● **Prompt**:
Put every line of the records below into a Markdown table with the columns Row and Line, numbering the rows and skipping blank lines. Leave the pictures out.

● **Material shown**:
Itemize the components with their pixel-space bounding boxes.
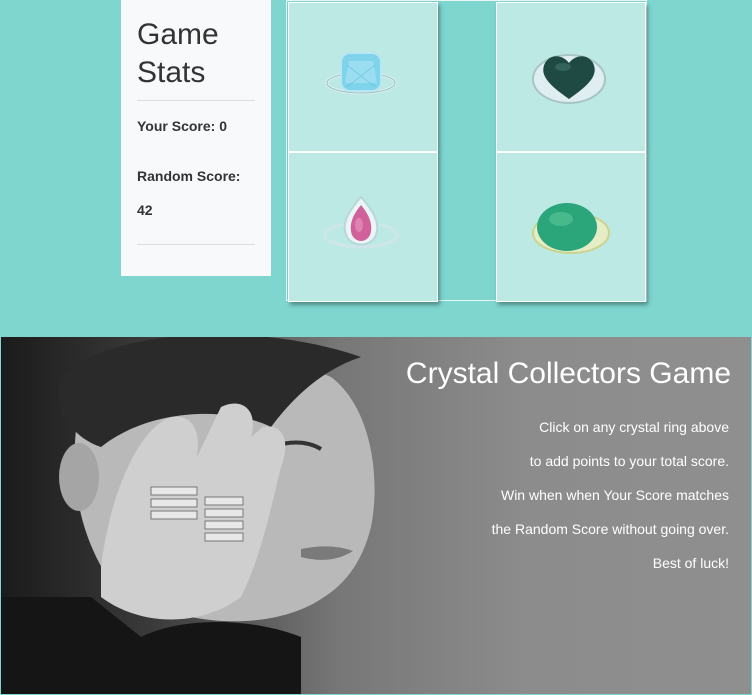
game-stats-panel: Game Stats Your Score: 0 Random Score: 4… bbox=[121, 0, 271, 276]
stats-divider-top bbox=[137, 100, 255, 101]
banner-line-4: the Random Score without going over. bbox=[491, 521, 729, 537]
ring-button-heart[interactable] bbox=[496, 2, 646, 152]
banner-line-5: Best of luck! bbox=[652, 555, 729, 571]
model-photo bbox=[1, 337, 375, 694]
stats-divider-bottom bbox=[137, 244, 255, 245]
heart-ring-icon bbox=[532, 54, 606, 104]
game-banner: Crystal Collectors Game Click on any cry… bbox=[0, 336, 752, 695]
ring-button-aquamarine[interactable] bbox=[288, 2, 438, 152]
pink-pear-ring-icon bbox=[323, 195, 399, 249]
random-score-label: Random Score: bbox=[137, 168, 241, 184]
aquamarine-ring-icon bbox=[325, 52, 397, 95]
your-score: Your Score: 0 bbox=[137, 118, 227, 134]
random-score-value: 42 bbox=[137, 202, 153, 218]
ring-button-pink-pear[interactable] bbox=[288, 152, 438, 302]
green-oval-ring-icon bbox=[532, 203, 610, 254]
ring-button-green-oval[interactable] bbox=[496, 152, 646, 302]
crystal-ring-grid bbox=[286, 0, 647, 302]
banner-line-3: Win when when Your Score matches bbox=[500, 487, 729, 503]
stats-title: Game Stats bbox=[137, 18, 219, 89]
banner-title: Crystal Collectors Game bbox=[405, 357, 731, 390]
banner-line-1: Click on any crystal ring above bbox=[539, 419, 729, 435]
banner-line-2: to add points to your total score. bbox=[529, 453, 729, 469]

● **Expected output**:
| Row | Line |
|---|---|
| 1 | Itemize the components with their pixel-space bounding boxes. |
| 2 | game-stats-panel: Game Stats Your Score: 0 Random Score: 4… bbox=[121, 0, 271, 276] |
| 3 | stats-divider-top bbox=[137, 100, 255, 101] |
| 4 | banner-line-4: the Random Score without going over. bbox=[491, 521, 729, 537] |
| 5 | ring-button-heart[interactable] bbox=[496, 2, 646, 152] |
| 6 | banner-line-5: Best of luck! bbox=[652, 555, 729, 571] |
| 7 | model-photo bbox=[1, 337, 375, 694] |
| 8 | stats-divider-bottom bbox=[137, 244, 255, 245] |
| 9 | heart-ring-icon bbox=[532, 54, 606, 104] |
| 10 | game-banner: Crystal Collectors Game Click on any cry… bbox=[0, 336, 752, 695] |
| 11 | ring-button-aquamarine[interactable] bbox=[288, 2, 438, 152] |
| 12 | pink-pear-ring-icon bbox=[323, 195, 399, 249] |
| 13 | random-score-label: Random Score: bbox=[137, 168, 241, 184] |
| 14 | aquamarine-ring-icon bbox=[325, 52, 397, 95] |
| 15 | your-score: Your Score: 0 bbox=[137, 118, 227, 134] |
| 16 | random-score-value: 42 bbox=[137, 202, 153, 218] |
| 17 | ring-button-pink-pear[interactable] bbox=[288, 152, 438, 302] |
| 18 | green-oval-ring-icon bbox=[532, 203, 610, 254] |
| 19 | ring-button-green-oval[interactable] bbox=[496, 152, 646, 302] |
| 20 | crystal-ring-grid bbox=[286, 0, 647, 302] |
| 21 | banner-line-3: Win when when Your Score matches bbox=[500, 487, 729, 503] |
| 22 | stats-title: Game Stats bbox=[137, 18, 219, 89] |
| 23 | banner-title: Crystal Collectors Game bbox=[405, 357, 731, 390] |
| 24 | banner-line-1: Click on any crystal ring above bbox=[539, 419, 729, 435] |
| 25 | banner-line-2: to add points to your total score. bbox=[529, 453, 729, 469] |